**What to produce**
In your copy, leave out the pictures and repeat the entries below exactly.
—————
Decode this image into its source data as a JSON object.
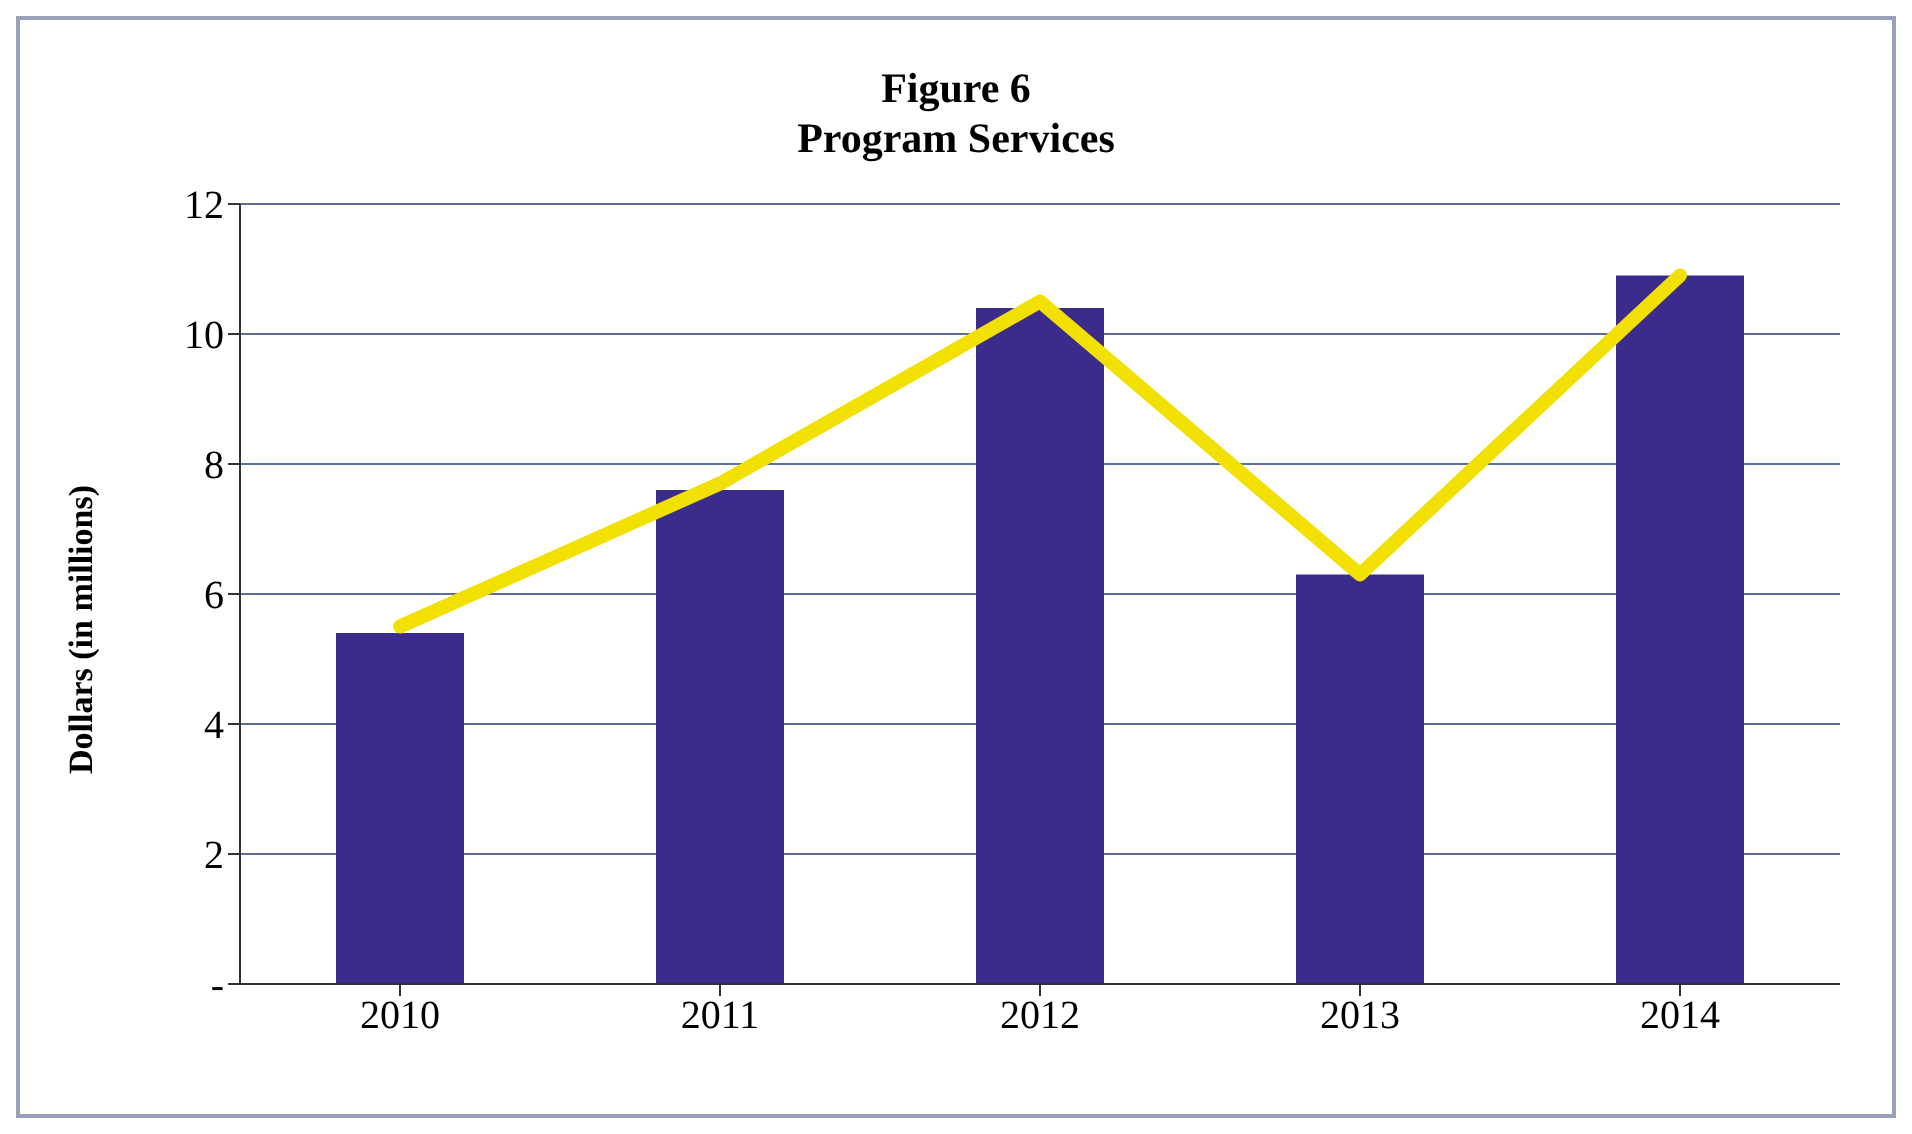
{
  "chart_data": {
    "type": "bar",
    "title": "Figure 6",
    "subtitle": "Program Services",
    "ylabel": "Dollars (in millions)",
    "categories": [
      "2010",
      "2011",
      "2012",
      "2013",
      "2014"
    ],
    "series": [
      {
        "color": "#3b2c8c",
        "values": [
          5.4,
          7.6,
          10.4,
          6.3,
          10.9
        ]
      },
      {
        "type": "line",
        "color": "#f2e000",
        "values": [
          5.5,
          7.7,
          10.5,
          6.3,
          10.9
        ]
      }
    ],
    "ylim": [
      0,
      12
    ],
    "yticks": [
      {
        "value": 0,
        "label": "-"
      },
      2,
      4,
      6,
      8,
      10,
      12
    ],
    "grid": "y",
    "marker": "none",
    "line_style": "solid"
  }
}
—————
**Answer for the task**
Decode this image into its source data as a JSON object.
{
  "chart_data": {
    "type": "bar",
    "title": "Figure 6",
    "subtitle": "Program Services",
    "ylabel": "Dollars (in millions)",
    "categories": [
      "2010",
      "2011",
      "2012",
      "2013",
      "2014"
    ],
    "series": [
      {
        "color": "#3b2c8c",
        "values": [
          5.4,
          7.6,
          10.4,
          6.3,
          10.9
        ]
      },
      {
        "type": "line",
        "color": "#f2e000",
        "values": [
          5.5,
          7.7,
          10.5,
          6.3,
          10.9
        ]
      }
    ],
    "ylim": [
      0,
      12
    ],
    "yticks": [
      {
        "value": 0,
        "label": "-"
      },
      2,
      4,
      6,
      8,
      10,
      12
    ],
    "grid": "y",
    "marker": "none",
    "line_style": "solid"
  }
}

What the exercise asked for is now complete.